-- start INFORMATION SHOWN --
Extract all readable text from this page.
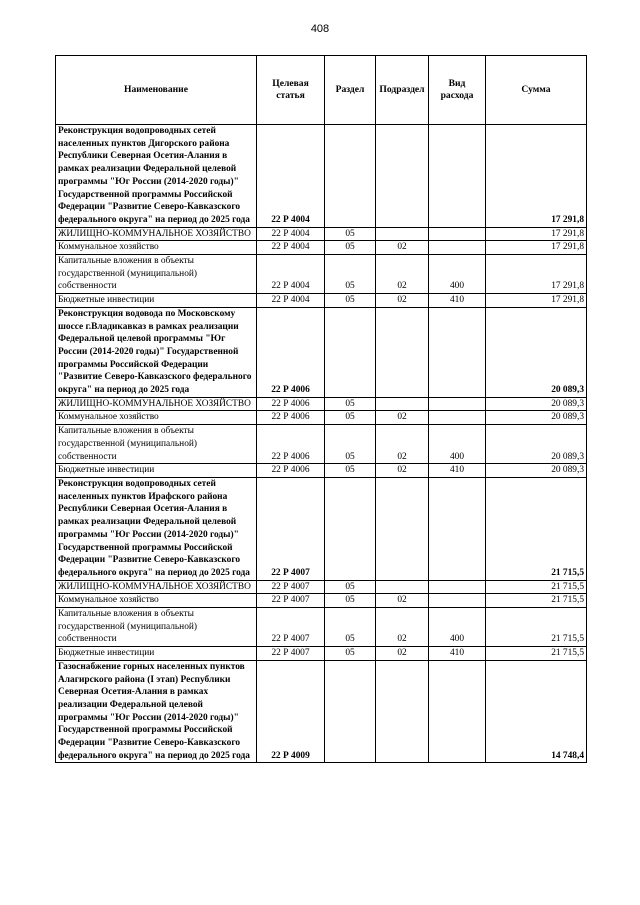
408
Наименование	Целевая статья	Раздел	Подраздел	Вид расхода	Сумма
Реконструкция водопроводных сетей населенных пунктов Дигорского района Республики Северная Осетия-Алания в рамках реализации Федеральной целевой программы "Юг России (2014-2020 годы)" Государственной программы Российской Федерации "Развитие Северо-Кавказского федерального округа" на период до 2025 года	22 Р 4004				17 291,8
ЖИЛИЩНО-КОММУНАЛЬНОЕ ХОЗЯЙСТВО	22 Р 4004	05			17 291,8
Коммунальное хозяйство	22 Р 4004	05	02		17 291,8
Капитальные вложения в объекты государственной (муниципальной) собственности	22 Р 4004	05	02	400	17 291,8
Бюджетные инвестиции	22 Р 4004	05	02	410	17 291,8
Реконструкция водовода по Московскому шоссе г.Владикавказ в рамках реализации Федеральной целевой программы "Юг России (2014-2020 годы)" Государственной программы Российской Федерации "Развитие Северо-Кавказского федерального округа" на период до 2025 года	22 Р 4006				20 089,3
ЖИЛИЩНО-КОММУНАЛЬНОЕ ХОЗЯЙСТВО	22 Р 4006	05			20 089,3
Коммунальное хозяйство	22 Р 4006	05	02		20 089,3
Капитальные вложения в объекты государственной (муниципальной) собственности	22 Р 4006	05	02	400	20 089,3
Бюджетные инвестиции	22 Р 4006	05	02	410	20 089,3
Реконструкция водопроводных сетей населенных пунктов Ирафского района Республики Северная Осетия-Алания в рамках реализации Федеральной целевой программы "Юг России (2014-2020 годы)" Государственной программы Российской Федерации "Развитие Северо-Кавказского федерального округа" на период до 2025 года	22 Р 4007				21 715,5
ЖИЛИЩНО-КОММУНАЛЬНОЕ ХОЗЯЙСТВО	22 Р 4007	05			21 715,5
Коммунальное хозяйство	22 Р 4007	05	02		21 715,5
Капитальные вложения в объекты государственной (муниципальной) собственности	22 Р 4007	05	02	400	21 715,5
Бюджетные инвестиции	22 Р 4007	05	02	410	21 715,5
Газоснабжение горных населенных пунктов Алагирского района (I этап) Республики Северная Осетия-Алания в рамках реализации Федеральной целевой программы "Юг России (2014-2020 годы)" Государственной программы Российской Федерации "Развитие Северо-Кавказского федерального округа" на период до 2025 года	22 Р 4009				14 748,4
-- end INFORMATION SHOWN --
- [WHAT IS EXPECTED] Where a line in the material contains "Бюджетные", copy that line.

- [SOLUTION BELOW]
Бюджетные инвестиции	22 Р 4004	05	02	410	17 291,8
Бюджетные инвестиции	22 Р 4006	05	02	410	20 089,3
Бюджетные инвестиции	22 Р 4007	05	02	410	21 715,5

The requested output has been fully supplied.